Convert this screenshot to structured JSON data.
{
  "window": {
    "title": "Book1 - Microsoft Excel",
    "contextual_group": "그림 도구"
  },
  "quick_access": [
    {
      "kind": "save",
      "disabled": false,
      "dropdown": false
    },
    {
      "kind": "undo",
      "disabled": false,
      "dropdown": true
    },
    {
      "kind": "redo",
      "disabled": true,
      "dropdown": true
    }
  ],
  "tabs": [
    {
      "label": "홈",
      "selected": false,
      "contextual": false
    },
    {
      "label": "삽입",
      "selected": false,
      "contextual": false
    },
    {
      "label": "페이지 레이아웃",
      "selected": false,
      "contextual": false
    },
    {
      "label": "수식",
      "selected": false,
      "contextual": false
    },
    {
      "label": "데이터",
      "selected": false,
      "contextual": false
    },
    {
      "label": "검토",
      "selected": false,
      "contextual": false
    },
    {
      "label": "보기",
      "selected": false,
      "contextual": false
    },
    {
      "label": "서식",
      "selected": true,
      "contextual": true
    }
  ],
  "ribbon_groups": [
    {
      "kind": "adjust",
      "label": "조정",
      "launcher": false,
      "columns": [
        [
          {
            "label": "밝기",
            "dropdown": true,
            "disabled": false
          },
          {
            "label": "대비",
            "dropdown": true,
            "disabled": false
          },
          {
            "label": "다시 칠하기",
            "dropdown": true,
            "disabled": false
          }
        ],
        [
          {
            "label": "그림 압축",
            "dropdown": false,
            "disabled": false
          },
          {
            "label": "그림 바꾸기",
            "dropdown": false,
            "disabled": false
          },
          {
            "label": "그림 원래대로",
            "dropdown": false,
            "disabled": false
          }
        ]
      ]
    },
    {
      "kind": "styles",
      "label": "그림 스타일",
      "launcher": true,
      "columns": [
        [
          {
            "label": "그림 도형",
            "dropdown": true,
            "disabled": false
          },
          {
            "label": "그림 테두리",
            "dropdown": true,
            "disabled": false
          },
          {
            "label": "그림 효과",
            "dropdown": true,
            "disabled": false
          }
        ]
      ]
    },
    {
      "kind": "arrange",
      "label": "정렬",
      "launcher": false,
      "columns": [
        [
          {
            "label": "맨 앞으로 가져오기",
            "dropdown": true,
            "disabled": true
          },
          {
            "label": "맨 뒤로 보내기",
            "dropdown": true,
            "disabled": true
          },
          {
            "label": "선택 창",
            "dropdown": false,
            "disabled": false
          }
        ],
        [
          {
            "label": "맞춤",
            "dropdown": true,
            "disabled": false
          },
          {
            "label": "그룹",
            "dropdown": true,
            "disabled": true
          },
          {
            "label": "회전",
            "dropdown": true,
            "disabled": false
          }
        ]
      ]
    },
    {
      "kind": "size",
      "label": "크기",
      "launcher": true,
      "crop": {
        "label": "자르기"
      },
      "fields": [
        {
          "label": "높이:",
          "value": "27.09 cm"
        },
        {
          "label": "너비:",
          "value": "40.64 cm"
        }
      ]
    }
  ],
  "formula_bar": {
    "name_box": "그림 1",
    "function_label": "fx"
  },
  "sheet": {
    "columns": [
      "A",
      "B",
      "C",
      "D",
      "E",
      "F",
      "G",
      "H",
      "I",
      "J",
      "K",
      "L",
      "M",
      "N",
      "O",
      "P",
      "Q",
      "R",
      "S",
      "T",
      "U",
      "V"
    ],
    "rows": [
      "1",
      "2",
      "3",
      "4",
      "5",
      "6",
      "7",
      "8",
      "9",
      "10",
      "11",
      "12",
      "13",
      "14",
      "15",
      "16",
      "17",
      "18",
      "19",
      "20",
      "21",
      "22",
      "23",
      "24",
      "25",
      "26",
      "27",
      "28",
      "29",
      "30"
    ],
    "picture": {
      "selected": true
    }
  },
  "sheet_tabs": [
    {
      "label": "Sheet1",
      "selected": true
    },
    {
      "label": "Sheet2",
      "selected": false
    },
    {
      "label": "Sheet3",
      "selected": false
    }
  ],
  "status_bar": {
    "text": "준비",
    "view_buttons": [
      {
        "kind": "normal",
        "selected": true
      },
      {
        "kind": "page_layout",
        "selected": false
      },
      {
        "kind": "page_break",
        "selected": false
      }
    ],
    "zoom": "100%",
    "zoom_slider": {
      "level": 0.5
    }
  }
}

◆ ◆ ◆

→ Stated problem:
All of the data above should be transcribed exactly.

→ Answer to this exercise:
Convert this screenshot to structured JSON data.
{
  "window": {
    "title": "Book1 - Microsoft Excel",
    "contextual_group": "그림 도구"
  },
  "quick_access": [
    {
      "kind": "save",
      "disabled": false,
      "dropdown": false
    },
    {
      "kind": "undo",
      "disabled": false,
      "dropdown": true
    },
    {
      "kind": "redo",
      "disabled": true,
      "dropdown": true
    }
  ],
  "tabs": [
    {
      "label": "홈",
      "selected": false,
      "contextual": false
    },
    {
      "label": "삽입",
      "selected": false,
      "contextual": false
    },
    {
      "label": "페이지 레이아웃",
      "selected": false,
      "contextual": false
    },
    {
      "label": "수식",
      "selected": false,
      "contextual": false
    },
    {
      "label": "데이터",
      "selected": false,
      "contextual": false
    },
    {
      "label": "검토",
      "selected": false,
      "contextual": false
    },
    {
      "label": "보기",
      "selected": false,
      "contextual": false
    },
    {
      "label": "서식",
      "selected": true,
      "contextual": true
    }
  ],
  "ribbon_groups": [
    {
      "kind": "adjust",
      "label": "조정",
      "launcher": false,
      "columns": [
        [
          {
            "label": "밝기",
            "dropdown": true,
            "disabled": false
          },
          {
            "label": "대비",
            "dropdown": true,
            "disabled": false
          },
          {
            "label": "다시 칠하기",
            "dropdown": true,
            "disabled": false
          }
        ],
        [
          {
            "label": "그림 압축",
            "dropdown": false,
            "disabled": false
          },
          {
            "label": "그림 바꾸기",
            "dropdown": false,
            "disabled": false
          },
          {
            "label": "그림 원래대로",
            "dropdown": false,
            "disabled": false
          }
        ]
      ]
    },
    {
      "kind": "styles",
      "label": "그림 스타일",
      "launcher": true,
      "columns": [
        [
          {
            "label": "그림 도형",
            "dropdown": true,
            "disabled": false
          },
          {
            "label": "그림 테두리",
            "dropdown": true,
            "disabled": false
          },
          {
            "label": "그림 효과",
            "dropdown": true,
            "disabled": false
          }
        ]
      ]
    },
    {
      "kind": "arrange",
      "label": "정렬",
      "launcher": false,
      "columns": [
        [
          {
            "label": "맨 앞으로 가져오기",
            "dropdown": true,
            "disabled": true
          },
          {
            "label": "맨 뒤로 보내기",
            "dropdown": true,
            "disabled": true
          },
          {
            "label": "선택 창",
            "dropdown": false,
            "disabled": false
          }
        ],
        [
          {
            "label": "맞춤",
            "dropdown": true,
            "disabled": false
          },
          {
            "label": "그룹",
            "dropdown": true,
            "disabled": true
          },
          {
            "label": "회전",
            "dropdown": true,
            "disabled": false
          }
        ]
      ]
    },
    {
      "kind": "size",
      "label": "크기",
      "launcher": true,
      "crop": {
        "label": "자르기"
      },
      "fields": [
        {
          "label": "높이:",
          "value": "27.09 cm"
        },
        {
          "label": "너비:",
          "value": "40.64 cm"
        }
      ]
    }
  ],
  "formula_bar": {
    "name_box": "그림 1",
    "function_label": "fx"
  },
  "sheet": {
    "columns": [
      "A",
      "B",
      "C",
      "D",
      "E",
      "F",
      "G",
      "H",
      "I",
      "J",
      "K",
      "L",
      "M",
      "N",
      "O",
      "P",
      "Q",
      "R",
      "S",
      "T",
      "U",
      "V"
    ],
    "rows": [
      "1",
      "2",
      "3",
      "4",
      "5",
      "6",
      "7",
      "8",
      "9",
      "10",
      "11",
      "12",
      "13",
      "14",
      "15",
      "16",
      "17",
      "18",
      "19",
      "20",
      "21",
      "22",
      "23",
      "24",
      "25",
      "26",
      "27",
      "28",
      "29",
      "30"
    ],
    "picture": {
      "selected": true
    }
  },
  "sheet_tabs": [
    {
      "label": "Sheet1",
      "selected": true
    },
    {
      "label": "Sheet2",
      "selected": false
    },
    {
      "label": "Sheet3",
      "selected": false
    }
  ],
  "status_bar": {
    "text": "준비",
    "view_buttons": [
      {
        "kind": "normal",
        "selected": true
      },
      {
        "kind": "page_layout",
        "selected": false
      },
      {
        "kind": "page_break",
        "selected": false
      }
    ],
    "zoom": "100%",
    "zoom_slider": {
      "level": 0.5
    }
  }
}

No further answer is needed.